** Task directions **
Find the lines below that contain the string "hurt". Copy each one.

____________

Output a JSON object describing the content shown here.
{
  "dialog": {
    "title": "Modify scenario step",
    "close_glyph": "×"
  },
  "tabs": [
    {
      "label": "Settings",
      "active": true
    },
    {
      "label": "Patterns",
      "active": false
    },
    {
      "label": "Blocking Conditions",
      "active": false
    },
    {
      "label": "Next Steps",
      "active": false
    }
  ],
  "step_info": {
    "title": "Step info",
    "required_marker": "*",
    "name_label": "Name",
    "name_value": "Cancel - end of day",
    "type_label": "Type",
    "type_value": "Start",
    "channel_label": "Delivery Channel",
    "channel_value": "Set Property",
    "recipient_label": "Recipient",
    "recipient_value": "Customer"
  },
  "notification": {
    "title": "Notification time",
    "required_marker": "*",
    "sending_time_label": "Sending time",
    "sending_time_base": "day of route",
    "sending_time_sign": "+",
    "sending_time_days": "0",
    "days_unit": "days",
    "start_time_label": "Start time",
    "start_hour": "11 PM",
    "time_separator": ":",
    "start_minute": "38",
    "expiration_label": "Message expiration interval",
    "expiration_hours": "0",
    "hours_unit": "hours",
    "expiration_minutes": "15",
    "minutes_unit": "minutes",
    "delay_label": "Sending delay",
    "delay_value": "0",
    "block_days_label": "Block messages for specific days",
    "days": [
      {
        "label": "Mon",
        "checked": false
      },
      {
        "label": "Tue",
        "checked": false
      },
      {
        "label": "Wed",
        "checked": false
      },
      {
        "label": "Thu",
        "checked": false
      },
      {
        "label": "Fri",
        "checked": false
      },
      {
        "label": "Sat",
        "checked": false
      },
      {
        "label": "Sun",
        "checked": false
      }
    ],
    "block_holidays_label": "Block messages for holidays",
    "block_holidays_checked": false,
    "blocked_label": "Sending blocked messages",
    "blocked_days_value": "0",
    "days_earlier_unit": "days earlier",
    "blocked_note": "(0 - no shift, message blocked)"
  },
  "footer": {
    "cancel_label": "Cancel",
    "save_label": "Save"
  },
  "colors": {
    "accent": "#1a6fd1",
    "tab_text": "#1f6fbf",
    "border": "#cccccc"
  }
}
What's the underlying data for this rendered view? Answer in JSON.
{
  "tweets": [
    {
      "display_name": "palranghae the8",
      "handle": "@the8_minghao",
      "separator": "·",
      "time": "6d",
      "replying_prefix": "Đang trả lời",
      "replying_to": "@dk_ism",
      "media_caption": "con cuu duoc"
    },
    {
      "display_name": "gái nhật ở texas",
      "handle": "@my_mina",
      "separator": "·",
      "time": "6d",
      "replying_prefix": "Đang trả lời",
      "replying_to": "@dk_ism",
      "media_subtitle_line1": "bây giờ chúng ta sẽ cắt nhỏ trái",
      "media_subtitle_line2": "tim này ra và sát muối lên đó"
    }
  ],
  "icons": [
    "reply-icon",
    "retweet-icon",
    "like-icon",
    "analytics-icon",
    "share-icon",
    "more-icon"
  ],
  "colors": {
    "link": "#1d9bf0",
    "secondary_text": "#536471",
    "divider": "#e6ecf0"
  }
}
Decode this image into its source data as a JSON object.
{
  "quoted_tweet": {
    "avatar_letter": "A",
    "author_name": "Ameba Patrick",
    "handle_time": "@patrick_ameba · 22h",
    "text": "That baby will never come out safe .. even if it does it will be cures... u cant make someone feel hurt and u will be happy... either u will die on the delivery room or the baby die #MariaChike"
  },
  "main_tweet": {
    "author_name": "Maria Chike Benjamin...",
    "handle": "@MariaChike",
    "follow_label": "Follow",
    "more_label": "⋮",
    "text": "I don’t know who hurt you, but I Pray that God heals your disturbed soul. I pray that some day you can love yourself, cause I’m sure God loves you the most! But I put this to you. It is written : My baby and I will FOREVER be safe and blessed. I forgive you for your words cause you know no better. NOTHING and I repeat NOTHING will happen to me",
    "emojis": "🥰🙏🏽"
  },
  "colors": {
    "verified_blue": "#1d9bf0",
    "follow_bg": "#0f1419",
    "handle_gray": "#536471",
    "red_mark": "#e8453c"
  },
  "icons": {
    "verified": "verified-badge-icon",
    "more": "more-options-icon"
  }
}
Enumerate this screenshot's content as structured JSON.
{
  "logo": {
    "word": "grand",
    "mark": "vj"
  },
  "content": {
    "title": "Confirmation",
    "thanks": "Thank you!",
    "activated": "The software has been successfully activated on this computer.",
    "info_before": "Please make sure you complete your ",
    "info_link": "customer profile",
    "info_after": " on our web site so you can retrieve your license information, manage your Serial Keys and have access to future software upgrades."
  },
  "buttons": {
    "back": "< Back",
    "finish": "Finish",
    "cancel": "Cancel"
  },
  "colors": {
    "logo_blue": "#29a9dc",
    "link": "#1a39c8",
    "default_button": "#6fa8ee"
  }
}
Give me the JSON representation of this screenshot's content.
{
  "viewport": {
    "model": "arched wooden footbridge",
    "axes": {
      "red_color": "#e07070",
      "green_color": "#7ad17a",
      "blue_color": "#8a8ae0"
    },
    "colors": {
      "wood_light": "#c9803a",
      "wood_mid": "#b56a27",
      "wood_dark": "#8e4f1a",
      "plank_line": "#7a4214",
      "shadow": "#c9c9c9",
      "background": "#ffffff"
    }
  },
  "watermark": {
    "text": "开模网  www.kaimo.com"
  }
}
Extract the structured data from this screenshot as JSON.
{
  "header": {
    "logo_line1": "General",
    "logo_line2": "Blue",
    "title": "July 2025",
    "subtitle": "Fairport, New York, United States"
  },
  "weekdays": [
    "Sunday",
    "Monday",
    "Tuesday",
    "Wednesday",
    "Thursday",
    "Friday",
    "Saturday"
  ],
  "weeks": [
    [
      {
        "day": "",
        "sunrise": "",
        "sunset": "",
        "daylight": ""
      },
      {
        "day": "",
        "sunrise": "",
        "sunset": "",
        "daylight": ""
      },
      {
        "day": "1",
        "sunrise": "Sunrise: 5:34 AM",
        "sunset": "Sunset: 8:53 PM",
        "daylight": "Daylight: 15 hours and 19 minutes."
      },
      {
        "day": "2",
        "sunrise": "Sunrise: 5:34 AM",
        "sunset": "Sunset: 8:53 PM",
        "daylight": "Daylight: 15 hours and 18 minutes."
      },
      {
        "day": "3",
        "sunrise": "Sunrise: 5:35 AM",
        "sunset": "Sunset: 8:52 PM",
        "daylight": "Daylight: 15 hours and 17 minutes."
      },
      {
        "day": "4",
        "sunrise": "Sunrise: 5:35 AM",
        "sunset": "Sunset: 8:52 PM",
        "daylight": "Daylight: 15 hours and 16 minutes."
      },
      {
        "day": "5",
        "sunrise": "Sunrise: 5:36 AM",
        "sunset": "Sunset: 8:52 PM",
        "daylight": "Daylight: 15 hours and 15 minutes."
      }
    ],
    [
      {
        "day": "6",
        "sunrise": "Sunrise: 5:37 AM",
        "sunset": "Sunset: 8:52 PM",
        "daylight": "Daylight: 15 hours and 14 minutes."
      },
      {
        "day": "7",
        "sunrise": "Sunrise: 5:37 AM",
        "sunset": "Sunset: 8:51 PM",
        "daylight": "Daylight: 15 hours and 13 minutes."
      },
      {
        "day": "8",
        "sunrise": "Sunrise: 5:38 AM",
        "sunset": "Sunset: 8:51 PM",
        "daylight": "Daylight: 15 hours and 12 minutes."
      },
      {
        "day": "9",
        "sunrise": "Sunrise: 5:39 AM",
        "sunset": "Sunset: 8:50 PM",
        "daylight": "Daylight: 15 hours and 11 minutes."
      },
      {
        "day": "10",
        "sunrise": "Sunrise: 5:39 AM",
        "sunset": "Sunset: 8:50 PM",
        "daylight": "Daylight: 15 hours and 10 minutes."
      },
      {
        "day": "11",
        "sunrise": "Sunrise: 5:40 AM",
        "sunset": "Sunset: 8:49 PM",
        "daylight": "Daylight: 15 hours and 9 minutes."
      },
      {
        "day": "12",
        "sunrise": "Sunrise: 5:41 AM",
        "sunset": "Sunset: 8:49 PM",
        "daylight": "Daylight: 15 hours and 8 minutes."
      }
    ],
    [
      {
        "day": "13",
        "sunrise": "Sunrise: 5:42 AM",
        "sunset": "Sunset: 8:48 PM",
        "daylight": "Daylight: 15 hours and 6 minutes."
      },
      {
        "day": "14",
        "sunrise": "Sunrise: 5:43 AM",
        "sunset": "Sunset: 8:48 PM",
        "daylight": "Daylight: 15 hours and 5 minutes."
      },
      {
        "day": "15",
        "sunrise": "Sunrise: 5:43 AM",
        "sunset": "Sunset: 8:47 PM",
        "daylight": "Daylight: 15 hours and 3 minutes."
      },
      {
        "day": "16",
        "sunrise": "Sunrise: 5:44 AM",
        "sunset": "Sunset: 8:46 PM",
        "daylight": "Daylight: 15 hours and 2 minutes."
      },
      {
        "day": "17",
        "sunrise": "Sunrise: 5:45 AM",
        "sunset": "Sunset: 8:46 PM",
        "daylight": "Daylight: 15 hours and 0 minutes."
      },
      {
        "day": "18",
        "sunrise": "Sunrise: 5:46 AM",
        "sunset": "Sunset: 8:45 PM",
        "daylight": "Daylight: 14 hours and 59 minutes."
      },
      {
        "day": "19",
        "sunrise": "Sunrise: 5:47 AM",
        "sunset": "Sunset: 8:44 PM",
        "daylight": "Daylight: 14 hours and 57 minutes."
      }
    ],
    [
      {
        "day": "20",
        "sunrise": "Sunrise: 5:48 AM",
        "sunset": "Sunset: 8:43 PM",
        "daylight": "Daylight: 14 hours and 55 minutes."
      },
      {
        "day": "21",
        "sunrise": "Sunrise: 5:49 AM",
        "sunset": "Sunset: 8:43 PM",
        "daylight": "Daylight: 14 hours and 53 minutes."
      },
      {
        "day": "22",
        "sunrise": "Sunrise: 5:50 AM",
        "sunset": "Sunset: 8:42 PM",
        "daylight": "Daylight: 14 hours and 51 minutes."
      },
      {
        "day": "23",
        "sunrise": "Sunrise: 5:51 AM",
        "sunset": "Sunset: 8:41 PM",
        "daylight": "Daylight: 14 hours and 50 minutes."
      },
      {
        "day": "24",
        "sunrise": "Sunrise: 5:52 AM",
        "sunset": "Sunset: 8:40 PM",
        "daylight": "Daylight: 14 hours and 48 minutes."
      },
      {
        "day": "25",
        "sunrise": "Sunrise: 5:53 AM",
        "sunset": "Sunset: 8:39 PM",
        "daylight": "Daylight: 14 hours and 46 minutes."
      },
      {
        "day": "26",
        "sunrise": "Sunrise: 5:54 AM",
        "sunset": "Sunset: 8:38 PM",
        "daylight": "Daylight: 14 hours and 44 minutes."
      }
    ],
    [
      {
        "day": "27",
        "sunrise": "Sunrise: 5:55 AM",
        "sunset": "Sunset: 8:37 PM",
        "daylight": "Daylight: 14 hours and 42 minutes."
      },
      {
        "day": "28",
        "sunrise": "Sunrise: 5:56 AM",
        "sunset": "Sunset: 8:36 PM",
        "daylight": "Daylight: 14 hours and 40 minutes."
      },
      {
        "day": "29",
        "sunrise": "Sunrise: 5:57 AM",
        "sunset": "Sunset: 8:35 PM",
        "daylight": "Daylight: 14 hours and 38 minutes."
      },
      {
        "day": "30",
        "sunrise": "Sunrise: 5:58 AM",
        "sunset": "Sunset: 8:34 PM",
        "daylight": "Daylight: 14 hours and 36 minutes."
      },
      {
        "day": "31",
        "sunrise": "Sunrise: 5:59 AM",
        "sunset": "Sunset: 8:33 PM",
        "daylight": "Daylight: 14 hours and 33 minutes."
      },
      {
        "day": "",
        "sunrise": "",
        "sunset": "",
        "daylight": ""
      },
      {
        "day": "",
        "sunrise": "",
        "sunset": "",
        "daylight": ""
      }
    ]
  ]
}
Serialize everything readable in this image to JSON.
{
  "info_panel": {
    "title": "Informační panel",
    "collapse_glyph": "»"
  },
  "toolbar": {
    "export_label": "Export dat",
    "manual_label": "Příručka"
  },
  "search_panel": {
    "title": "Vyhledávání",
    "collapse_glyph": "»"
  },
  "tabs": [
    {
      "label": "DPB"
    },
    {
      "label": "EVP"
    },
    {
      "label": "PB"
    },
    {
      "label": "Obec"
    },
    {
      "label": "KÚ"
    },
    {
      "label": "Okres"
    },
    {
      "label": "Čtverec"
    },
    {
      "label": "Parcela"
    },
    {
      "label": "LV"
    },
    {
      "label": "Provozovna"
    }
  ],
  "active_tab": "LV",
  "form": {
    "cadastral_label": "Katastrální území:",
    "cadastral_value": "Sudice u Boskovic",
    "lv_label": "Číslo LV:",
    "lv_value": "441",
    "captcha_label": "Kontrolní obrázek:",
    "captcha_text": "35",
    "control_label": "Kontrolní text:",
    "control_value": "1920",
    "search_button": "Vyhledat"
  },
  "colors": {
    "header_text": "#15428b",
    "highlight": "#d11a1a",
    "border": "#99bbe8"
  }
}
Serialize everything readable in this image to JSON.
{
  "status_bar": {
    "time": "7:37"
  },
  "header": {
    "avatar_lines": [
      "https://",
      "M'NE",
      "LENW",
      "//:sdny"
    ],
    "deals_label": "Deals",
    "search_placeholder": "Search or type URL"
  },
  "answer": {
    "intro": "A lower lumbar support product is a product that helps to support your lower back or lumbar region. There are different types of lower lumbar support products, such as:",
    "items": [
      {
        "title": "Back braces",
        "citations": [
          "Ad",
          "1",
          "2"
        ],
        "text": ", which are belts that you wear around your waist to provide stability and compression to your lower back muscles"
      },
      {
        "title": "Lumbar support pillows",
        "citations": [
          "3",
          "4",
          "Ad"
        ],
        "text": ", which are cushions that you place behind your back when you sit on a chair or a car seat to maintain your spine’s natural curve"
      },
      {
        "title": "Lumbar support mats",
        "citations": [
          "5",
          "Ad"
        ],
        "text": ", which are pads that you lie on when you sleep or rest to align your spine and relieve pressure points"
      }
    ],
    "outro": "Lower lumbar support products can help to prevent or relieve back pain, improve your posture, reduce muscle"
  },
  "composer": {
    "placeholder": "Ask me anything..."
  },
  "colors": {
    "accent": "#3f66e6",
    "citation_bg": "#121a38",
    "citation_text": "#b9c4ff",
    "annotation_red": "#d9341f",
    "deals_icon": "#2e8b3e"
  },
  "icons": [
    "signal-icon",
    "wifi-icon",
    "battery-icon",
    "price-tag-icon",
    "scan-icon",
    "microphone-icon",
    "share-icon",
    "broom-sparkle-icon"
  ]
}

____________

** Result of the task **
    "text": "That baby will never come out safe .. even if it does it will be cures... u cant make someone feel hurt and u will be happy... either u will die on the delivery room or the baby die #MariaChike"
    "text": "I don’t know who hurt you, but I Pray that God heals your disturbed soul. I pray that some day you can love yourself, cause I’m sure God loves you the most! But I put this to you. It is written : My baby and I will FOREVER be safe and blessed. I forgive you for your words cause you know no better. NOTHING and I repeat NOTHING will happen to me",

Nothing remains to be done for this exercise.